[INSTRUCTION] Reproduce the records below in their entirety, character for character.

— START OF DATA PROVIDED —

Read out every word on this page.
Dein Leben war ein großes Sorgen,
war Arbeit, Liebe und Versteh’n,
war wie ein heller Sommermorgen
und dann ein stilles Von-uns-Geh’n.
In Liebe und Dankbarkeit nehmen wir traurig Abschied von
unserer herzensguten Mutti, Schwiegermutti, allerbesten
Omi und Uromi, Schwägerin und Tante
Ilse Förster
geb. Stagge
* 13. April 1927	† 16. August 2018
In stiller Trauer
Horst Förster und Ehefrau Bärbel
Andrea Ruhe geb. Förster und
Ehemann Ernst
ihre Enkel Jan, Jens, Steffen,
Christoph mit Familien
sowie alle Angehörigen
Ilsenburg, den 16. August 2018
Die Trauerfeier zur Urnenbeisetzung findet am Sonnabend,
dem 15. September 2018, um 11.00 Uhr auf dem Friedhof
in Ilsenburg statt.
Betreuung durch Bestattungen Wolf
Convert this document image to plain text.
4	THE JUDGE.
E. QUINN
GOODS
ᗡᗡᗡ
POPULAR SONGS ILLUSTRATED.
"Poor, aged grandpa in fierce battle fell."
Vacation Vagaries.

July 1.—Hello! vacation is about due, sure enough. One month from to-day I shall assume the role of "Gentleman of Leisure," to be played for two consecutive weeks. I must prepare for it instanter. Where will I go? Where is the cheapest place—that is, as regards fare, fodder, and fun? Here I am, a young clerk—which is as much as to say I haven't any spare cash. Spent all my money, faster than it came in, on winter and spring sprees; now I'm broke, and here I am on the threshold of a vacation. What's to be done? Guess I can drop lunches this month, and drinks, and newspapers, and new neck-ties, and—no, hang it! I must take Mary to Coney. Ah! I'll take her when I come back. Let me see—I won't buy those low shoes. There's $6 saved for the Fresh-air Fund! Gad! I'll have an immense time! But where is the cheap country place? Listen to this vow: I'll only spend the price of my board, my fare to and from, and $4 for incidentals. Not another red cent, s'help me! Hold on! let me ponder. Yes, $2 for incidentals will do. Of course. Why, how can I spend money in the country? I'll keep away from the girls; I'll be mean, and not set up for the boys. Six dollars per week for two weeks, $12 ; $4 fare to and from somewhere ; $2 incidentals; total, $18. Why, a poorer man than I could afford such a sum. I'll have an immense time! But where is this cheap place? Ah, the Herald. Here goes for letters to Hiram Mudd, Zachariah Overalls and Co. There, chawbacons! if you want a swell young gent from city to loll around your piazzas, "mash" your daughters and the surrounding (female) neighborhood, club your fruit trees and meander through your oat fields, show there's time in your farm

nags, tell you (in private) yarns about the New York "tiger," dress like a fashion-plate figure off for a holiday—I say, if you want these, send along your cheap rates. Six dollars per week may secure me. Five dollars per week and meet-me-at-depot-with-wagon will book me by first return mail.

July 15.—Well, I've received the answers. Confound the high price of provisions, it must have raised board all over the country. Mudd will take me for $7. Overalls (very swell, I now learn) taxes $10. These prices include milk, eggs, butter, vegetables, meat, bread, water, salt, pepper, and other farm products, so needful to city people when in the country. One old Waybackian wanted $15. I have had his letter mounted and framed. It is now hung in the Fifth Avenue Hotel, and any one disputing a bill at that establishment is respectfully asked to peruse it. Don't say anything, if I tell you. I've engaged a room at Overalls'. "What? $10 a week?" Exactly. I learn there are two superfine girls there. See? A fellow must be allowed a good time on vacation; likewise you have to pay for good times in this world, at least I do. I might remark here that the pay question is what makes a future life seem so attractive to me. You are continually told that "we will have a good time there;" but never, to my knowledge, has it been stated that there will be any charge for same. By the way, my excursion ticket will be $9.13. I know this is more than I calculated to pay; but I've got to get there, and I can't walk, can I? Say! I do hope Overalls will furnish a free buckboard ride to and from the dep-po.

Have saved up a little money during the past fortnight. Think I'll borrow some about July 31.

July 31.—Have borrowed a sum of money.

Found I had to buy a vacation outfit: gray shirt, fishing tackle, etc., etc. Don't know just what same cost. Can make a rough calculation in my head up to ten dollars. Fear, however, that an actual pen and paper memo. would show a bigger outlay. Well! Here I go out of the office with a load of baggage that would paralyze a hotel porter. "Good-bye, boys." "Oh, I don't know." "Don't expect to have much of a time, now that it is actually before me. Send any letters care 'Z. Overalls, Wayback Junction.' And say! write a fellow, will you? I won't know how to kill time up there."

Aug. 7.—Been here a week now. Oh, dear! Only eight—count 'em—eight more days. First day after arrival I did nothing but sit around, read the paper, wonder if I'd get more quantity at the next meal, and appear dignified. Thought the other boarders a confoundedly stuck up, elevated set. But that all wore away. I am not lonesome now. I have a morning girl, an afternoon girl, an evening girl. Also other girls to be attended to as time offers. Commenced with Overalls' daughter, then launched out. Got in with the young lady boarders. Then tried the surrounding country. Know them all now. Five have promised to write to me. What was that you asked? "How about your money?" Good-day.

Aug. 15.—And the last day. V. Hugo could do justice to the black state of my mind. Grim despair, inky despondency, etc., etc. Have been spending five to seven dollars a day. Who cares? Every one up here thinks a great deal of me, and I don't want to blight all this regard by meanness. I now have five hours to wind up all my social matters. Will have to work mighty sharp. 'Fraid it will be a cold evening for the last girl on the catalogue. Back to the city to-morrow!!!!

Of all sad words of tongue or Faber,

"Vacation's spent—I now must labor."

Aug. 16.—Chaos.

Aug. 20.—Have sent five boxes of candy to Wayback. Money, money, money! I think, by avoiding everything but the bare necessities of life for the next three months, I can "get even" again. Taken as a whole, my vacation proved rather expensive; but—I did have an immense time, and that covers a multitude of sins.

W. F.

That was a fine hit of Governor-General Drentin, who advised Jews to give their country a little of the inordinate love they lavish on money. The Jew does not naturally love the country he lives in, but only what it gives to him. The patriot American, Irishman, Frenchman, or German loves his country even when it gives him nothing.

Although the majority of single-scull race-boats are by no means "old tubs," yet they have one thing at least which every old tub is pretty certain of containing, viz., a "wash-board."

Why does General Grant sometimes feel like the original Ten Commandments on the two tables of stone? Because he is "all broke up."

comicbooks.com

— END OF DATA PROVIDED —

[REPLY TO THE EXERCISE]
Read out every word on this page.
Dein Leben war ein großes Sorgen,
war Arbeit, Liebe und Versteh’n,
war wie ein heller Sommermorgen
und dann ein stilles Von-uns-Geh’n.
In Liebe und Dankbarkeit nehmen wir traurig Abschied von
unserer herzensguten Mutti, Schwiegermutti, allerbesten
Omi und Uromi, Schwägerin und Tante
Ilse Förster
geb. Stagge
* 13. April 1927	† 16. August 2018
In stiller Trauer
Horst Förster und Ehefrau Bärbel
Andrea Ruhe geb. Förster und
Ehemann Ernst
ihre Enkel Jan, Jens, Steffen,
Christoph mit Familien
sowie alle Angehörigen
Ilsenburg, den 16. August 2018
Die Trauerfeier zur Urnenbeisetzung findet am Sonnabend,
dem 15. September 2018, um 11.00 Uhr auf dem Friedhof
in Ilsenburg statt.
Betreuung durch Bestattungen Wolf
Convert this document image to plain text.
4	THE JUDGE.
E. QUINN
GOODS
ᗡᗡᗡ
POPULAR SONGS ILLUSTRATED.
"Poor, aged grandpa in fierce battle fell."
Vacation Vagaries.

July 1.—Hello! vacation is about due, sure enough. One month from to-day I shall assume the role of "Gentleman of Leisure," to be played for two consecutive weeks. I must prepare for it instanter. Where will I go? Where is the cheapest place—that is, as regards fare, fodder, and fun? Here I am, a young clerk—which is as much as to say I haven't any spare cash. Spent all my money, faster than it came in, on winter and spring sprees; now I'm broke, and here I am on the threshold of a vacation. What's to be done? Guess I can drop lunches this month, and drinks, and newspapers, and new neck-ties, and—no, hang it! I must take Mary to Coney. Ah! I'll take her when I come back. Let me see—I won't buy those low shoes. There's $6 saved for the Fresh-air Fund! Gad! I'll have an immense time! But where is the cheap country place? Listen to this vow: I'll only spend the price of my board, my fare to and from, and $4 for incidentals. Not another red cent, s'help me! Hold on! let me ponder. Yes, $2 for incidentals will do. Of course. Why, how can I spend money in the country? I'll keep away from the girls; I'll be mean, and not set up for the boys. Six dollars per week for two weeks, $12 ; $4 fare to and from somewhere ; $2 incidentals; total, $18. Why, a poorer man than I could afford such a sum. I'll have an immense time! But where is this cheap place? Ah, the Herald. Here goes for letters to Hiram Mudd, Zachariah Overalls and Co. There, chawbacons! if you want a swell young gent from city to loll around your piazzas, "mash" your daughters and the surrounding (female) neighborhood, club your fruit trees and meander through your oat fields, show there's time in your farm

nags, tell you (in private) yarns about the New York "tiger," dress like a fashion-plate figure off for a holiday—I say, if you want these, send along your cheap rates. Six dollars per week may secure me. Five dollars per week and meet-me-at-depot-with-wagon will book me by first return mail.

July 15.—Well, I've received the answers. Confound the high price of provisions, it must have raised board all over the country. Mudd will take me for $7. Overalls (very swell, I now learn) taxes $10. These prices include milk, eggs, butter, vegetables, meat, bread, water, salt, pepper, and other farm products, so needful to city people when in the country. One old Waybackian wanted $15. I have had his letter mounted and framed. It is now hung in the Fifth Avenue Hotel, and any one disputing a bill at that establishment is respectfully asked to peruse it. Don't say anything, if I tell you. I've engaged a room at Overalls'. "What? $10 a week?" Exactly. I learn there are two superfine girls there. See? A fellow must be allowed a good time on vacation; likewise you have to pay for good times in this world, at least I do. I might remark here that the pay question is what makes a future life seem so attractive to me. You are continually told that "we will have a good time there;" but never, to my knowledge, has it been stated that there will be any charge for same. By the way, my excursion ticket will be $9.13. I know this is more than I calculated to pay; but I've got to get there, and I can't walk, can I? Say! I do hope Overalls will furnish a free buckboard ride to and from the dep-po.

Have saved up a little money during the past fortnight. Think I'll borrow some about July 31.

July 31.—Have borrowed a sum of money.

Found I had to buy a vacation outfit: gray shirt, fishing tackle, etc., etc. Don't know just what same cost. Can make a rough calculation in my head up to ten dollars. Fear, however, that an actual pen and paper memo. would show a bigger outlay. Well! Here I go out of the office with a load of baggage that would paralyze a hotel porter. "Good-bye, boys." "Oh, I don't know." "Don't expect to have much of a time, now that it is actually before me. Send any letters care 'Z. Overalls, Wayback Junction.' And say! write a fellow, will you? I won't know how to kill time up there."

Aug. 7.—Been here a week now. Oh, dear! Only eight—count 'em—eight more days. First day after arrival I did nothing but sit around, read the paper, wonder if I'd get more quantity at the next meal, and appear dignified. Thought the other boarders a confoundedly stuck up, elevated set. But that all wore away. I am not lonesome now. I have a morning girl, an afternoon girl, an evening girl. Also other girls to be attended to as time offers. Commenced with Overalls' daughter, then launched out. Got in with the young lady boarders. Then tried the surrounding country. Know them all now. Five have promised to write to me. What was that you asked? "How about your money?" Good-day.

Aug. 15.—And the last day. V. Hugo could do justice to the black state of my mind. Grim despair, inky despondency, etc., etc. Have been spending five to seven dollars a day. Who cares? Every one up here thinks a great deal of me, and I don't want to blight all this regard by meanness. I now have five hours to wind up all my social matters. Will have to work mighty sharp. 'Fraid it will be a cold evening for the last girl on the catalogue. Back to the city to-morrow!!!!

Of all sad words of tongue or Faber,

"Vacation's spent—I now must labor."

Aug. 16.—Chaos.

Aug. 20.—Have sent five boxes of candy to Wayback. Money, money, money! I think, by avoiding everything but the bare necessities of life for the next three months, I can "get even" again. Taken as a whole, my vacation proved rather expensive; but—I did have an immense time, and that covers a multitude of sins.

W. F.

That was a fine hit of Governor-General Drentin, who advised Jews to give their country a little of the inordinate love they lavish on money. The Jew does not naturally love the country he lives in, but only what it gives to him. The patriot American, Irishman, Frenchman, or German loves his country even when it gives him nothing.

Although the majority of single-scull race-boats are by no means "old tubs," yet they have one thing at least which every old tub is pretty certain of containing, viz., a "wash-board."

Why does General Grant sometimes feel like the original Ten Commandments on the two tables of stone? Because he is "all broke up."

comicbooks.com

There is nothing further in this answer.